(OBJECTIVE): Copy out the records in full, word for word, without pictures.

(MATERIAL PROVIDED):

+ + +

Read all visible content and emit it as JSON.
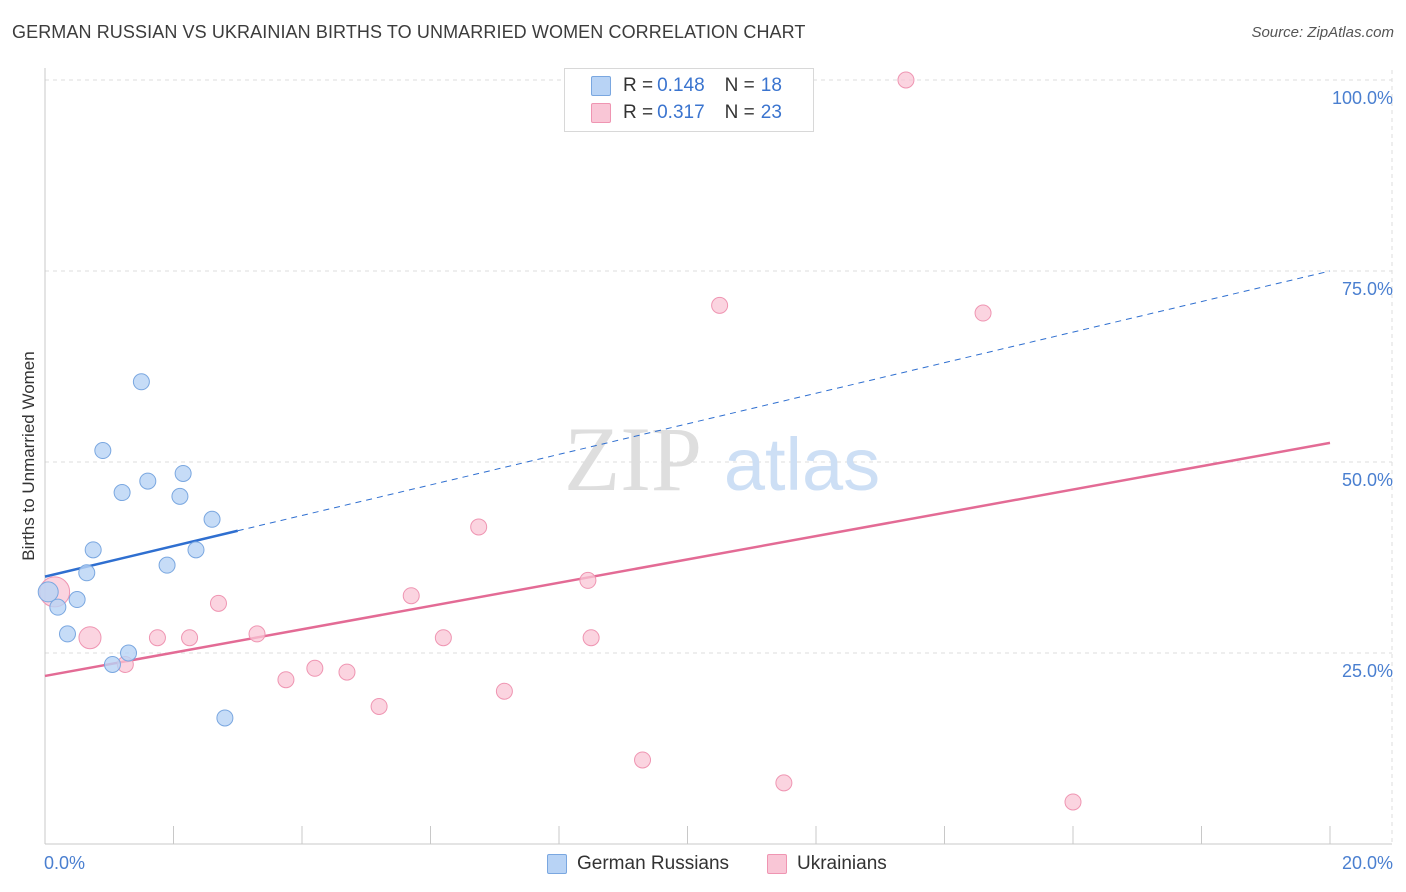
{
  "title": "GERMAN RUSSIAN VS UKRAINIAN BIRTHS TO UNMARRIED WOMEN CORRELATION CHART",
  "source": "Source: ZipAtlas.com",
  "watermark": {
    "zip": "ZIP",
    "atlas": "atlas"
  },
  "legend_top": {
    "rows": [
      {
        "r_label": "R = ",
        "r_value": "0.148",
        "n_label": "N = ",
        "n_value": "18"
      },
      {
        "r_label": "R = ",
        "r_value": "0.317",
        "n_label": "N = ",
        "n_value": "23"
      }
    ]
  },
  "legend_bottom": {
    "german_russians": "German Russians",
    "ukrainians": "Ukrainians"
  },
  "colors": {
    "blue_fill": "#b8d3f5",
    "blue_stroke": "#7aa7e0",
    "blue_line": "#2f6fd0",
    "pink_fill": "#f9c6d6",
    "pink_stroke": "#ef95b2",
    "pink_line": "#e36b95",
    "tick_text": "#4a7fd0",
    "grid": "#dcdcdc"
  },
  "chart_data": {
    "type": "scatter",
    "title": "GERMAN RUSSIAN VS UKRAINIAN BIRTHS TO UNMARRIED WOMEN CORRELATION CHART",
    "xlabel": "",
    "ylabel": "Births to Unmarried Women",
    "xlim": [
      0,
      20
    ],
    "ylim": [
      0,
      102
    ],
    "x_tick_labels": {
      "min": "0.0%",
      "max": "20.0%"
    },
    "y_ticks": [
      {
        "value": 25,
        "label": "25.0%"
      },
      {
        "value": 50,
        "label": "50.0%"
      },
      {
        "value": 75,
        "label": "75.0%"
      },
      {
        "value": 100,
        "label": "100.0%"
      }
    ],
    "series": [
      {
        "name": "German Russians",
        "r": 0.148,
        "n": 18,
        "points": [
          {
            "x": 0.05,
            "y": 33.0
          },
          {
            "x": 0.2,
            "y": 31.0
          },
          {
            "x": 0.35,
            "y": 27.5
          },
          {
            "x": 0.5,
            "y": 32.0
          },
          {
            "x": 0.65,
            "y": 35.5
          },
          {
            "x": 0.75,
            "y": 38.5
          },
          {
            "x": 0.9,
            "y": 51.5
          },
          {
            "x": 1.05,
            "y": 23.5
          },
          {
            "x": 1.2,
            "y": 46.0
          },
          {
            "x": 1.3,
            "y": 25.0
          },
          {
            "x": 1.5,
            "y": 60.5
          },
          {
            "x": 1.6,
            "y": 47.5
          },
          {
            "x": 1.9,
            "y": 36.5
          },
          {
            "x": 2.1,
            "y": 45.5
          },
          {
            "x": 2.15,
            "y": 48.5
          },
          {
            "x": 2.35,
            "y": 38.5
          },
          {
            "x": 2.6,
            "y": 42.5
          },
          {
            "x": 2.8,
            "y": 16.5
          }
        ],
        "trend": {
          "x0": 0,
          "y0": 35.0,
          "x1": 3.0,
          "y1": 41.0,
          "x_extend": 20,
          "y_extend": 75.0
        }
      },
      {
        "name": "Ukrainians",
        "r": 0.317,
        "n": 23,
        "points": [
          {
            "x": 0.15,
            "y": 33.0
          },
          {
            "x": 0.7,
            "y": 27.0
          },
          {
            "x": 1.25,
            "y": 23.5
          },
          {
            "x": 1.75,
            "y": 27.0
          },
          {
            "x": 2.25,
            "y": 27.0
          },
          {
            "x": 2.7,
            "y": 31.5
          },
          {
            "x": 3.3,
            "y": 27.5
          },
          {
            "x": 3.75,
            "y": 21.5
          },
          {
            "x": 4.2,
            "y": 23.0
          },
          {
            "x": 4.7,
            "y": 22.5
          },
          {
            "x": 5.2,
            "y": 18.0
          },
          {
            "x": 5.7,
            "y": 32.5
          },
          {
            "x": 6.2,
            "y": 27.0
          },
          {
            "x": 6.75,
            "y": 41.5
          },
          {
            "x": 7.15,
            "y": 20.0
          },
          {
            "x": 8.45,
            "y": 34.5
          },
          {
            "x": 8.5,
            "y": 27.0
          },
          {
            "x": 9.3,
            "y": 11.0
          },
          {
            "x": 10.5,
            "y": 70.5
          },
          {
            "x": 11.5,
            "y": 8.0
          },
          {
            "x": 13.4,
            "y": 100.0
          },
          {
            "x": 14.6,
            "y": 69.5
          },
          {
            "x": 16.0,
            "y": 5.5
          }
        ],
        "trend": {
          "x0": 0,
          "y0": 22.0,
          "x1": 20,
          "y1": 52.5
        }
      }
    ]
  }
}
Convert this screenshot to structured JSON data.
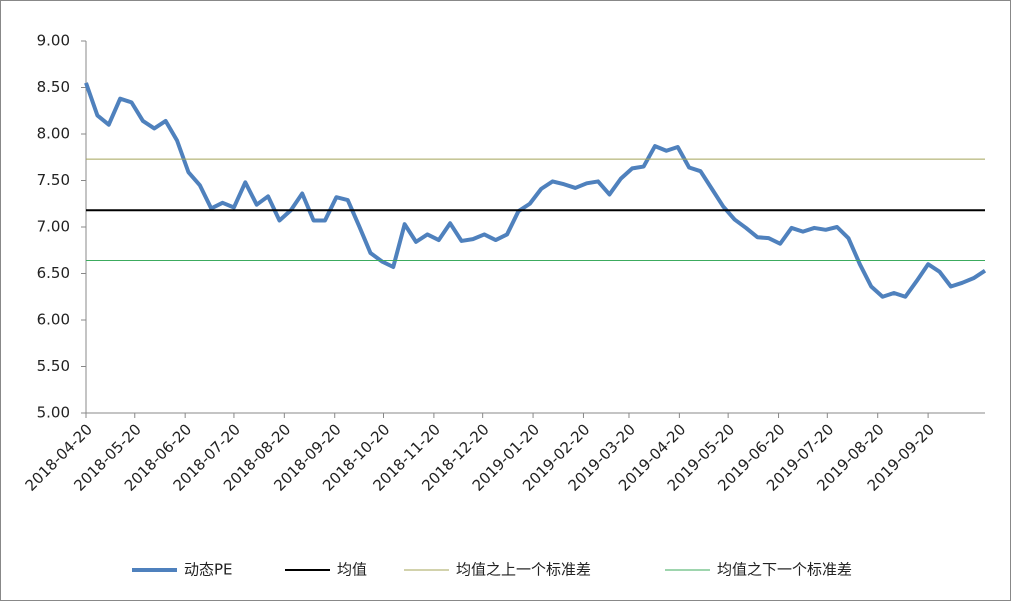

+ + +

(WRITTEN ANSWER):
Read all visible content and emit it as JSON.
{
  "title": "GERMAN RUSSIAN VS UKRAINIAN BIRTHS TO UNMARRIED WOMEN CORRELATION CHART",
  "source": "Source: ZipAtlas.com",
  "watermark": {
    "zip": "ZIP",
    "atlas": "atlas"
  },
  "legend_top": {
    "rows": [
      {
        "r_label": "R = ",
        "r_value": "0.148",
        "n_label": "N = ",
        "n_value": "18"
      },
      {
        "r_label": "R = ",
        "r_value": "0.317",
        "n_label": "N = ",
        "n_value": "23"
      }
    ]
  },
  "legend_bottom": {
    "german_russians": "German Russians",
    "ukrainians": "Ukrainians"
  },
  "colors": {
    "blue_fill": "#b8d3f5",
    "blue_stroke": "#7aa7e0",
    "blue_line": "#2f6fd0",
    "pink_fill": "#f9c6d6",
    "pink_stroke": "#ef95b2",
    "pink_line": "#e36b95",
    "tick_text": "#4a7fd0",
    "grid": "#dcdcdc"
  },
  "chart_data": {
    "type": "scatter",
    "title": "GERMAN RUSSIAN VS UKRAINIAN BIRTHS TO UNMARRIED WOMEN CORRELATION CHART",
    "xlabel": "",
    "ylabel": "Births to Unmarried Women",
    "xlim": [
      0,
      20
    ],
    "ylim": [
      0,
      102
    ],
    "x_tick_labels": {
      "min": "0.0%",
      "max": "20.0%"
    },
    "y_ticks": [
      {
        "value": 25,
        "label": "25.0%"
      },
      {
        "value": 50,
        "label": "50.0%"
      },
      {
        "value": 75,
        "label": "75.0%"
      },
      {
        "value": 100,
        "label": "100.0%"
      }
    ],
    "series": [
      {
        "name": "German Russians",
        "r": 0.148,
        "n": 18,
        "points": [
          {
            "x": 0.05,
            "y": 33.0
          },
          {
            "x": 0.2,
            "y": 31.0
          },
          {
            "x": 0.35,
            "y": 27.5
          },
          {
            "x": 0.5,
            "y": 32.0
          },
          {
            "x": 0.65,
            "y": 35.5
          },
          {
            "x": 0.75,
            "y": 38.5
          },
          {
            "x": 0.9,
            "y": 51.5
          },
          {
            "x": 1.05,
            "y": 23.5
          },
          {
            "x": 1.2,
            "y": 46.0
          },
          {
            "x": 1.3,
            "y": 25.0
          },
          {
            "x": 1.5,
            "y": 60.5
          },
          {
            "x": 1.6,
            "y": 47.5
          },
          {
            "x": 1.9,
            "y": 36.5
          },
          {
            "x": 2.1,
            "y": 45.5
          },
          {
            "x": 2.15,
            "y": 48.5
          },
          {
            "x": 2.35,
            "y": 38.5
          },
          {
            "x": 2.6,
            "y": 42.5
          },
          {
            "x": 2.8,
            "y": 16.5
          }
        ],
        "trend": {
          "x0": 0,
          "y0": 35.0,
          "x1": 3.0,
          "y1": 41.0,
          "x_extend": 20,
          "y_extend": 75.0
        }
      },
      {
        "name": "Ukrainians",
        "r": 0.317,
        "n": 23,
        "points": [
          {
            "x": 0.15,
            "y": 33.0
          },
          {
            "x": 0.7,
            "y": 27.0
          },
          {
            "x": 1.25,
            "y": 23.5
          },
          {
            "x": 1.75,
            "y": 27.0
          },
          {
            "x": 2.25,
            "y": 27.0
          },
          {
            "x": 2.7,
            "y": 31.5
          },
          {
            "x": 3.3,
            "y": 27.5
          },
          {
            "x": 3.75,
            "y": 21.5
          },
          {
            "x": 4.2,
            "y": 23.0
          },
          {
            "x": 4.7,
            "y": 22.5
          },
          {
            "x": 5.2,
            "y": 18.0
          },
          {
            "x": 5.7,
            "y": 32.5
          },
          {
            "x": 6.2,
            "y": 27.0
          },
          {
            "x": 6.75,
            "y": 41.5
          },
          {
            "x": 7.15,
            "y": 20.0
          },
          {
            "x": 8.45,
            "y": 34.5
          },
          {
            "x": 8.5,
            "y": 27.0
          },
          {
            "x": 9.3,
            "y": 11.0
          },
          {
            "x": 10.5,
            "y": 70.5
          },
          {
            "x": 11.5,
            "y": 8.0
          },
          {
            "x": 13.4,
            "y": 100.0
          },
          {
            "x": 14.6,
            "y": 69.5
          },
          {
            "x": 16.0,
            "y": 5.5
          }
        ],
        "trend": {
          "x0": 0,
          "y0": 22.0,
          "x1": 20,
          "y1": 52.5
        }
      }
    ]
  }
}
Convert this screenshot to structured JSON data.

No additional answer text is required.